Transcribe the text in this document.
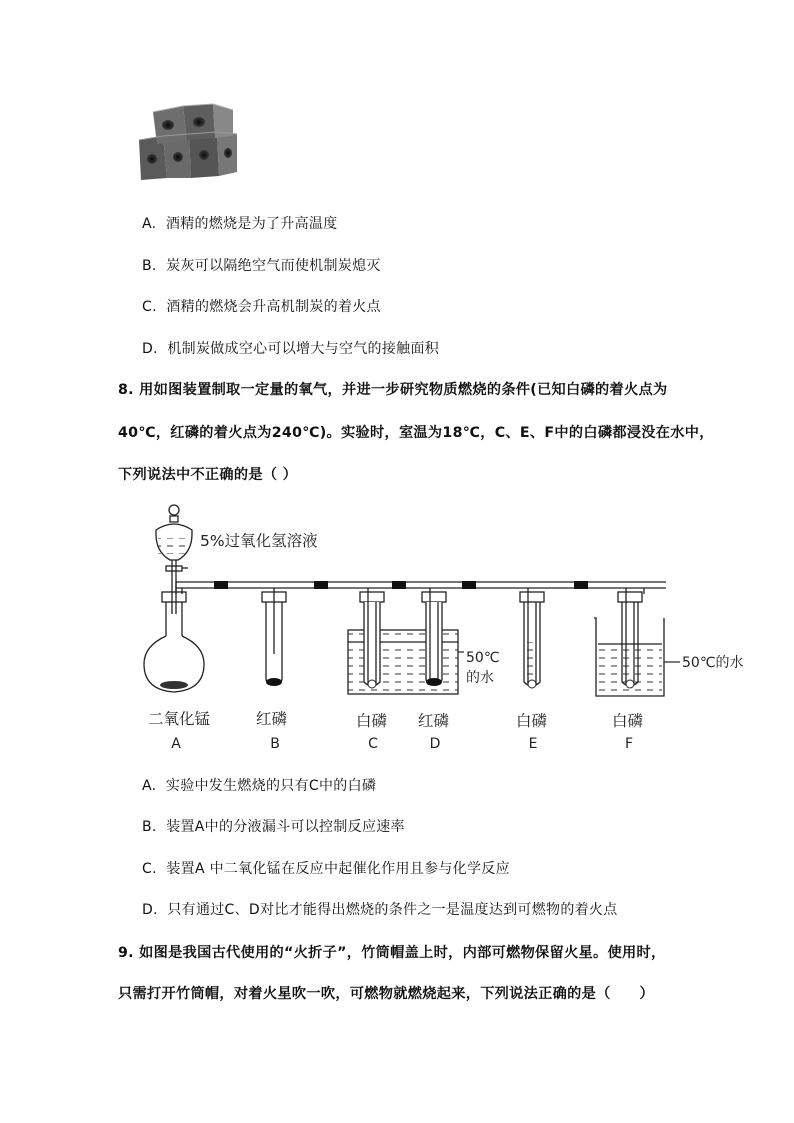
A. 酒精的燃烧是为了升高温度
B. 炭灰可以隔绝空气而使机制炭熄灭
C. 酒精的燃烧会升高机制炭的着火点
D. 机制炭做成空心可以增大与空气的接触面积
8. 用如图装置制取一定量的氧气，并进一步研究物质燃烧的条件(已知白磷的着火点为
40℃，红磷的着火点为240℃)。实验时，室温为18℃，C、E、F中的白磷都浸没在水中，
下列说法中不正确的是（ ）
5%过氧化氢溶液
50℃
的水
50℃的水
二氧化锰	红磷	白磷 红磷	白磷	白磷
A	B	C	D	E	F
A. 实验中发生燃烧的只有C中的白磷
B. 装置A中的分液漏斗可以控制反应速率
C. 装置A 中二氧化锰在反应中起催化作用且参与化学反应
D. 只有通过C、D对比才能得出燃烧的条件之一是温度达到可燃物的着火点
9. 如图是我国古代使用的“火折子”，竹筒帽盖上时，内部可燃物保留火星。使用时，
只需打开竹筒帽，对着火星吹一吹，可燃物就燃烧起来，下列说法正确的是（　　）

* _TASK STATEMENT_
Leave the pictures out, and transcribe each of the records exactly.

* _ANSWER TO THIS EXERCISE_
Transcribe the text in this document.
A. 酒精的燃烧是为了升高温度
B. 炭灰可以隔绝空气而使机制炭熄灭
C. 酒精的燃烧会升高机制炭的着火点
D. 机制炭做成空心可以增大与空气的接触面积
8. 用如图装置制取一定量的氧气，并进一步研究物质燃烧的条件(已知白磷的着火点为
40℃，红磷的着火点为240℃)。实验时，室温为18℃，C、E、F中的白磷都浸没在水中，
下列说法中不正确的是（ ）
5%过氧化氢溶液
50℃
的水
50℃的水
二氧化锰	红磷	白磷 红磷	白磷	白磷
A	B	C	D	E	F
A. 实验中发生燃烧的只有C中的白磷
B. 装置A中的分液漏斗可以控制反应速率
C. 装置A 中二氧化锰在反应中起催化作用且参与化学反应
D. 只有通过C、D对比才能得出燃烧的条件之一是温度达到可燃物的着火点
9. 如图是我国古代使用的“火折子”，竹筒帽盖上时，内部可燃物保留火星。使用时，
只需打开竹筒帽，对着火星吹一吹，可燃物就燃烧起来，下列说法正确的是（　　）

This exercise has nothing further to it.